**INSTRUCTIONS TO FOLLOW**
Copy every record below, exactly as written.

**EXERCISE MATERIALS**
* * * * * * * * *

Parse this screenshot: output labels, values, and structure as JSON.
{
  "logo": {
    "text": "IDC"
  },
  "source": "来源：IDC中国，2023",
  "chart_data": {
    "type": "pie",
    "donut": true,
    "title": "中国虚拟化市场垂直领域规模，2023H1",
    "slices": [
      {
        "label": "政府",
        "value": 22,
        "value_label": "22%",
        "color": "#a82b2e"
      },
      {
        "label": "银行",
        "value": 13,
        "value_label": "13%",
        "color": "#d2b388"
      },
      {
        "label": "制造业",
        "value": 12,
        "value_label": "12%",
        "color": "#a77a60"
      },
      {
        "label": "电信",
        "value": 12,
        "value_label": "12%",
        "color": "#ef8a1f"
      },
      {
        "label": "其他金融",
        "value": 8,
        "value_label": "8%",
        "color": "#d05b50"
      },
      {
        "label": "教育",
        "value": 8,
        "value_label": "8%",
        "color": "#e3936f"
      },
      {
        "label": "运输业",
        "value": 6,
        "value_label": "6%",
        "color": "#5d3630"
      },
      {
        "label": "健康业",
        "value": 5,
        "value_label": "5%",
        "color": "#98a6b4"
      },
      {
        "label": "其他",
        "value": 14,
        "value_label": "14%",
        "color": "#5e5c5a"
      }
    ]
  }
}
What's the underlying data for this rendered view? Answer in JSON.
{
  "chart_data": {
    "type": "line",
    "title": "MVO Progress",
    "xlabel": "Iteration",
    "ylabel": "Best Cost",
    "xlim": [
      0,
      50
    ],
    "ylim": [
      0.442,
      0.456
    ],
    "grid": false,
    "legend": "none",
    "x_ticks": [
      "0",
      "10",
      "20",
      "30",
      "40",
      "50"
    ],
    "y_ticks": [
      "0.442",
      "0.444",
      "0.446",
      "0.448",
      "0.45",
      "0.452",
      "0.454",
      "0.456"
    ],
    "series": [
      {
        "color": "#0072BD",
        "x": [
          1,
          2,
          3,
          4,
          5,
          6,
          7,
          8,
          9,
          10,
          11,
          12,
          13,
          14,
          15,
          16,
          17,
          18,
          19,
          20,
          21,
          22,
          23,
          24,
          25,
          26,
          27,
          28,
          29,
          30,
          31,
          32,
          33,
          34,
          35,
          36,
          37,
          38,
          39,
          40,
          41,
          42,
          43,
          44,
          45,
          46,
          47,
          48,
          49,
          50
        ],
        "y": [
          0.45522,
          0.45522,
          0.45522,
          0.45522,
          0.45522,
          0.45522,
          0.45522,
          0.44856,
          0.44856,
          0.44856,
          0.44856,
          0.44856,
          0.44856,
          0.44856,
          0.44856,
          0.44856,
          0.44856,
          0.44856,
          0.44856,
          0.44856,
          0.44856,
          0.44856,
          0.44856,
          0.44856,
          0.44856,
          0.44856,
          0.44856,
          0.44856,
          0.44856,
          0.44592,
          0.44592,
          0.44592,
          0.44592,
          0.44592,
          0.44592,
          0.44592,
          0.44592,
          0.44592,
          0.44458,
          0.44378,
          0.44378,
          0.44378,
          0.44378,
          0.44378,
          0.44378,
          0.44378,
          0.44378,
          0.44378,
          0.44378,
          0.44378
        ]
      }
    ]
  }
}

* * * * * * * * *

**EXERCISE ANSWER**
Parse this screenshot: output labels, values, and structure as JSON.
{
  "logo": {
    "text": "IDC"
  },
  "source": "来源：IDC中国，2023",
  "chart_data": {
    "type": "pie",
    "donut": true,
    "title": "中国虚拟化市场垂直领域规模，2023H1",
    "slices": [
      {
        "label": "政府",
        "value": 22,
        "value_label": "22%",
        "color": "#a82b2e"
      },
      {
        "label": "银行",
        "value": 13,
        "value_label": "13%",
        "color": "#d2b388"
      },
      {
        "label": "制造业",
        "value": 12,
        "value_label": "12%",
        "color": "#a77a60"
      },
      {
        "label": "电信",
        "value": 12,
        "value_label": "12%",
        "color": "#ef8a1f"
      },
      {
        "label": "其他金融",
        "value": 8,
        "value_label": "8%",
        "color": "#d05b50"
      },
      {
        "label": "教育",
        "value": 8,
        "value_label": "8%",
        "color": "#e3936f"
      },
      {
        "label": "运输业",
        "value": 6,
        "value_label": "6%",
        "color": "#5d3630"
      },
      {
        "label": "健康业",
        "value": 5,
        "value_label": "5%",
        "color": "#98a6b4"
      },
      {
        "label": "其他",
        "value": 14,
        "value_label": "14%",
        "color": "#5e5c5a"
      }
    ]
  }
}
What's the underlying data for this rendered view? Answer in JSON.
{
  "chart_data": {
    "type": "line",
    "title": "MVO Progress",
    "xlabel": "Iteration",
    "ylabel": "Best Cost",
    "xlim": [
      0,
      50
    ],
    "ylim": [
      0.442,
      0.456
    ],
    "grid": false,
    "legend": "none",
    "x_ticks": [
      "0",
      "10",
      "20",
      "30",
      "40",
      "50"
    ],
    "y_ticks": [
      "0.442",
      "0.444",
      "0.446",
      "0.448",
      "0.45",
      "0.452",
      "0.454",
      "0.456"
    ],
    "series": [
      {
        "color": "#0072BD",
        "x": [
          1,
          2,
          3,
          4,
          5,
          6,
          7,
          8,
          9,
          10,
          11,
          12,
          13,
          14,
          15,
          16,
          17,
          18,
          19,
          20,
          21,
          22,
          23,
          24,
          25,
          26,
          27,
          28,
          29,
          30,
          31,
          32,
          33,
          34,
          35,
          36,
          37,
          38,
          39,
          40,
          41,
          42,
          43,
          44,
          45,
          46,
          47,
          48,
          49,
          50
        ],
        "y": [
          0.45522,
          0.45522,
          0.45522,
          0.45522,
          0.45522,
          0.45522,
          0.45522,
          0.44856,
          0.44856,
          0.44856,
          0.44856,
          0.44856,
          0.44856,
          0.44856,
          0.44856,
          0.44856,
          0.44856,
          0.44856,
          0.44856,
          0.44856,
          0.44856,
          0.44856,
          0.44856,
          0.44856,
          0.44856,
          0.44856,
          0.44856,
          0.44856,
          0.44856,
          0.44592,
          0.44592,
          0.44592,
          0.44592,
          0.44592,
          0.44592,
          0.44592,
          0.44592,
          0.44592,
          0.44458,
          0.44378,
          0.44378,
          0.44378,
          0.44378,
          0.44378,
          0.44378,
          0.44378,
          0.44378,
          0.44378,
          0.44378,
          0.44378
        ]
      }
    ]
  }
}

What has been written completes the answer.